Data entries for graphics:
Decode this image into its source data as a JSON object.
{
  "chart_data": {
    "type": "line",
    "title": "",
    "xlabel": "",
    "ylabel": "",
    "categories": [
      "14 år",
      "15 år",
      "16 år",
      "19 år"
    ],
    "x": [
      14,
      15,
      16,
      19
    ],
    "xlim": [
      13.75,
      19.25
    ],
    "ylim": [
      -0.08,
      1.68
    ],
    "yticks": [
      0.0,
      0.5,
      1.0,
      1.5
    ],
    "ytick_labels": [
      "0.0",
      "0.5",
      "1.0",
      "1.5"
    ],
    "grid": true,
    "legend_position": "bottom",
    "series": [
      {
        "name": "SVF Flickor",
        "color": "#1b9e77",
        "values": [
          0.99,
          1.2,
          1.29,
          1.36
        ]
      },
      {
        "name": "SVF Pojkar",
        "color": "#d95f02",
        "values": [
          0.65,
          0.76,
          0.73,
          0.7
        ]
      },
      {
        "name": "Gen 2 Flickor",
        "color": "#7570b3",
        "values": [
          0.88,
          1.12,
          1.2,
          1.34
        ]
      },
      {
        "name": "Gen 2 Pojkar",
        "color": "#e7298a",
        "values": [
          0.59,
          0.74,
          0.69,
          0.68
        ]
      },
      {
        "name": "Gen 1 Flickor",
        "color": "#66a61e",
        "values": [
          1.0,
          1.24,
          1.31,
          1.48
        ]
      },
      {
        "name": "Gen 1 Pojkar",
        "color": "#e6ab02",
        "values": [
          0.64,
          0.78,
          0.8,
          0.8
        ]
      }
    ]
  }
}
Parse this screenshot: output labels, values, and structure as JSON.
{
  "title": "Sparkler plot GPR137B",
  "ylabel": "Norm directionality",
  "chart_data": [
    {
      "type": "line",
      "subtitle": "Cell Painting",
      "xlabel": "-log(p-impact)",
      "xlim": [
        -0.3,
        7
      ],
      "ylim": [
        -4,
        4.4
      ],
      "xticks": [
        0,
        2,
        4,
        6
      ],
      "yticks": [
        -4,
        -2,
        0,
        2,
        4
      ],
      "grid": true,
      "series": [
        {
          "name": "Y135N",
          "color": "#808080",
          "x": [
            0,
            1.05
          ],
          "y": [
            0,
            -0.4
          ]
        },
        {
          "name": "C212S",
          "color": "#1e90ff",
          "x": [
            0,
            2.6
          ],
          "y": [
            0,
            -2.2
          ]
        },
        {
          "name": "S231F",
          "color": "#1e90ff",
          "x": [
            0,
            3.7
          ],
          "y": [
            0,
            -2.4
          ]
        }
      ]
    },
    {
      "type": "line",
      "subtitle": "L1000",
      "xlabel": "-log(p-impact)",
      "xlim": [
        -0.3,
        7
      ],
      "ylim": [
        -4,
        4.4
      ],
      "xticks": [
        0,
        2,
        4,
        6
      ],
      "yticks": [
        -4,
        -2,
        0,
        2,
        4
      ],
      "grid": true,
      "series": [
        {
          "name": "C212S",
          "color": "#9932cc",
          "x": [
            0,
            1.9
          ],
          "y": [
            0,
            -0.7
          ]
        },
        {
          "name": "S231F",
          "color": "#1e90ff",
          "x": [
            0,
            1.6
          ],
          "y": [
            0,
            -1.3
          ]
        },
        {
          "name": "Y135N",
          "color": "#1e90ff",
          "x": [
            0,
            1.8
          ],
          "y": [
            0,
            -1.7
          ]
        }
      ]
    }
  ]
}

STATED PROBLEM:
For each line in the data above that contains the string "Pojkar", extract the line.

EXERCISE OUTPUT:
        "name": "SVF Pojkar",
        "name": "Gen 2 Pojkar",
        "name": "Gen 1 Pojkar",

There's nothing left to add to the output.